# The request:
Extract each line of the data and write it out again exactly.
— start of Dataset content —
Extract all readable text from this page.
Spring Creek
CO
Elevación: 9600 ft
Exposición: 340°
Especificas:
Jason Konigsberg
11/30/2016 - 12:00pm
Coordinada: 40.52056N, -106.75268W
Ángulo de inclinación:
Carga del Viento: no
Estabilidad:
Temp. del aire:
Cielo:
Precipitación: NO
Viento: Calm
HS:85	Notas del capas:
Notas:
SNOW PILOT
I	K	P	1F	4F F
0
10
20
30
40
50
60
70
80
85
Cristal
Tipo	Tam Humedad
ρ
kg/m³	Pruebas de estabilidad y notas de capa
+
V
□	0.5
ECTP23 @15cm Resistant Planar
— end of Dataset content —
# Answer to the problem:
Extract all readable text from this page.
Spring Creek
CO
Elevación: 9600 ft
Exposición: 340°
Especificas:
Jason Konigsberg
11/30/2016 - 12:00pm
Coordinada: 40.52056N, -106.75268W
Ángulo de inclinación:
Carga del Viento: no
Estabilidad:
Temp. del aire:
Cielo:
Precipitación: NO
Viento: Calm
HS:85	Notas del capas:
Notas:
SNOW PILOT
I	K	P	1F	4F F
0
10
20
30
40
50
60
70
80
85
Cristal
Tipo	Tam Humedad
ρ
kg/m³	Pruebas de estabilidad y notas de capa
+
V
□	0.5
ECTP23 @15cm Resistant Planar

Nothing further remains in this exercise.